**SUPPLIED DATA**
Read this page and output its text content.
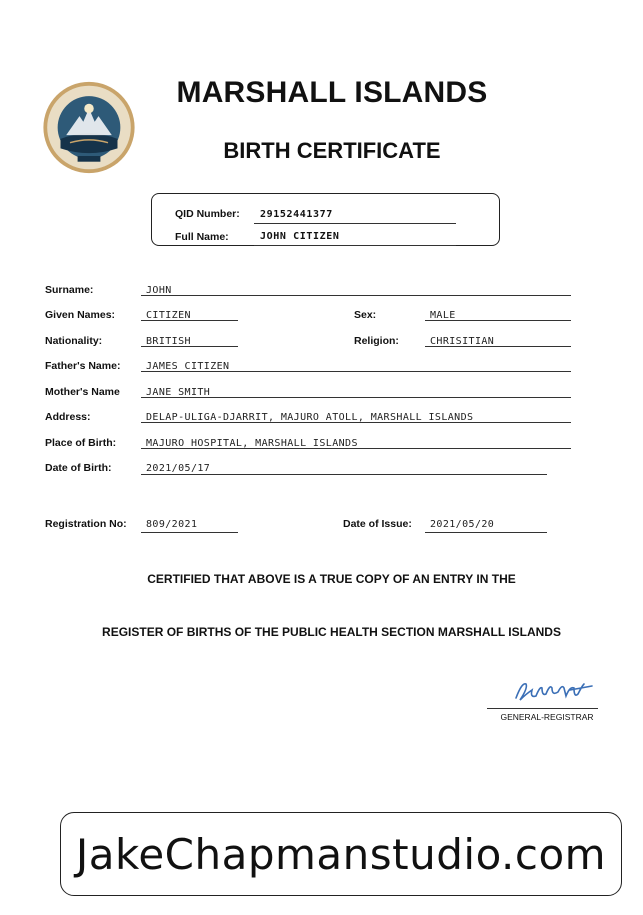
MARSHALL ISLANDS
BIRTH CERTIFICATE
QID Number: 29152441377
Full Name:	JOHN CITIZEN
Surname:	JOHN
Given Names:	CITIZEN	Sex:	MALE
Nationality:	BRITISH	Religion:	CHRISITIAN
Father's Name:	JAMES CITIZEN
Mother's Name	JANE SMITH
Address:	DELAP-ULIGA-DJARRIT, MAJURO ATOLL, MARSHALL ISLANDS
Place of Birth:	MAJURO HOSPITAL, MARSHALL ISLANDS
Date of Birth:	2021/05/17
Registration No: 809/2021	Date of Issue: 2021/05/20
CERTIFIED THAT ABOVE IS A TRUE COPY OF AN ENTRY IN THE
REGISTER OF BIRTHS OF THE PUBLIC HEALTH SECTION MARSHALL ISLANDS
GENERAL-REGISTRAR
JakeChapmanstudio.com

**EXERCISE TASK**
Reproduce the whole listing word for word, setting aside any pictures.

**RESPONSE TO THIS TASK**
Read this page and output its text content.
MARSHALL ISLANDS
BIRTH CERTIFICATE
QID Number: 29152441377
Full Name:	JOHN CITIZEN
Surname:	JOHN
Given Names:	CITIZEN	Sex:	MALE
Nationality:	BRITISH	Religion:	CHRISITIAN
Father's Name:	JAMES CITIZEN
Mother's Name	JANE SMITH
Address:	DELAP-ULIGA-DJARRIT, MAJURO ATOLL, MARSHALL ISLANDS
Place of Birth:	MAJURO HOSPITAL, MARSHALL ISLANDS
Date of Birth:	2021/05/17
Registration No: 809/2021	Date of Issue: 2021/05/20
CERTIFIED THAT ABOVE IS A TRUE COPY OF AN ENTRY IN THE
REGISTER OF BIRTHS OF THE PUBLIC HEALTH SECTION MARSHALL ISLANDS
GENERAL-REGISTRAR
JakeChapmanstudio.com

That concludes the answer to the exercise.